▸ **OBJECTIVE**: Scan the data below and pick out the lines containing the word "text".

▸ **EXERCISE INPUT**:
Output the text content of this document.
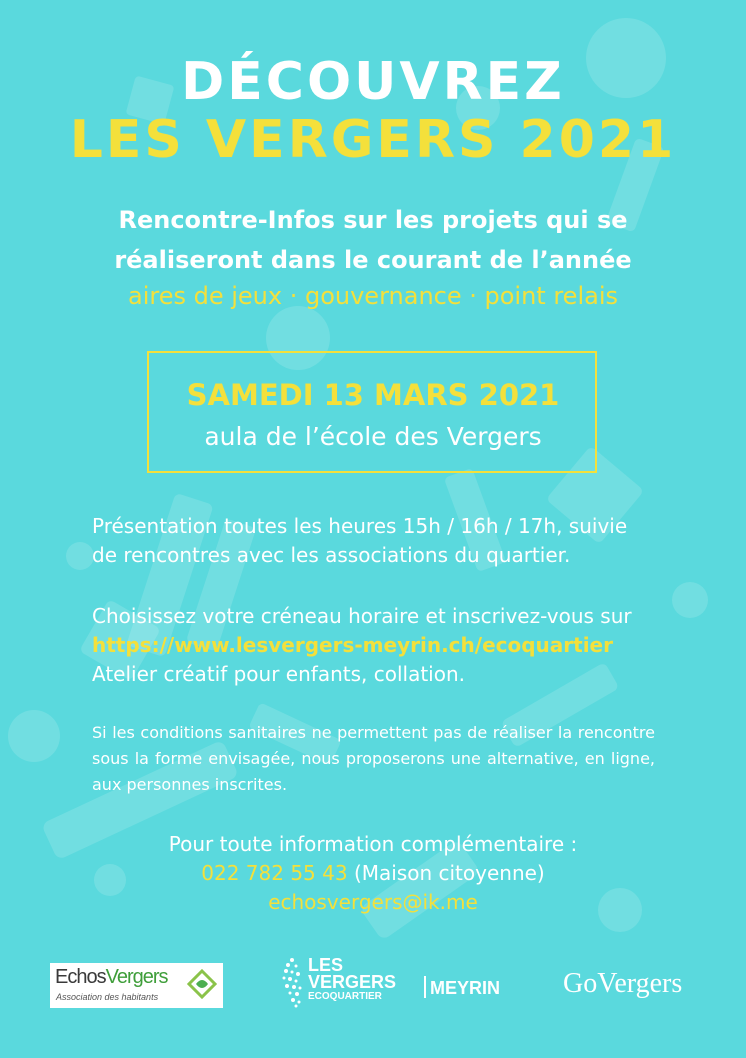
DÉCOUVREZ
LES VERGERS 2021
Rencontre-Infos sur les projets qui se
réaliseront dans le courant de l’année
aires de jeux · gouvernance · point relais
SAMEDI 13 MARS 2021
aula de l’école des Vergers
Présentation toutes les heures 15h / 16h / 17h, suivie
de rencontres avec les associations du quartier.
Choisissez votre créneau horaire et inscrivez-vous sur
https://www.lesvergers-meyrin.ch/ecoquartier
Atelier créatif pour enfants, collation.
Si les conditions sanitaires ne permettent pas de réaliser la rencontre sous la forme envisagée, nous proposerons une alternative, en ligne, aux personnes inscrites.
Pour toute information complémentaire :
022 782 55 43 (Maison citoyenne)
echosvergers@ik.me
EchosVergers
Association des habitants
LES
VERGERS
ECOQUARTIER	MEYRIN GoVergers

* * *

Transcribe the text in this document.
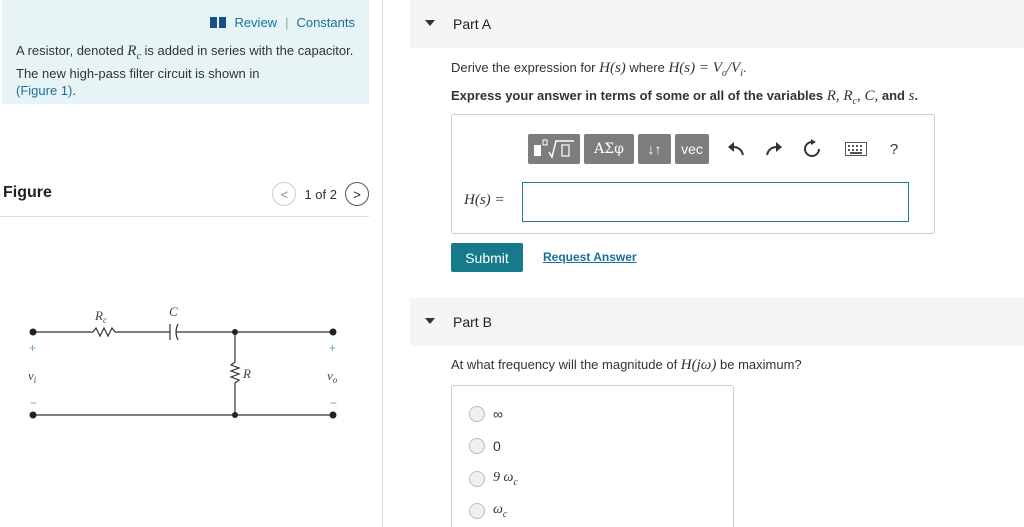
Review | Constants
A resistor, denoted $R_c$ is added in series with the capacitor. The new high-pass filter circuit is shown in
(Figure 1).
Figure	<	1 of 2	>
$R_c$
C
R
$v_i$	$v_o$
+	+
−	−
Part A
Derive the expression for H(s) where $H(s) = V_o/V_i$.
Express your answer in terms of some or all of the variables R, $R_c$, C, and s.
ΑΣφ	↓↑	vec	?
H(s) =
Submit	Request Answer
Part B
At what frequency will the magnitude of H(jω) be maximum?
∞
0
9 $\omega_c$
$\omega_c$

▸ **CORRECT RESULT**:
Output the text content of this document.
Transcribe the text in this document.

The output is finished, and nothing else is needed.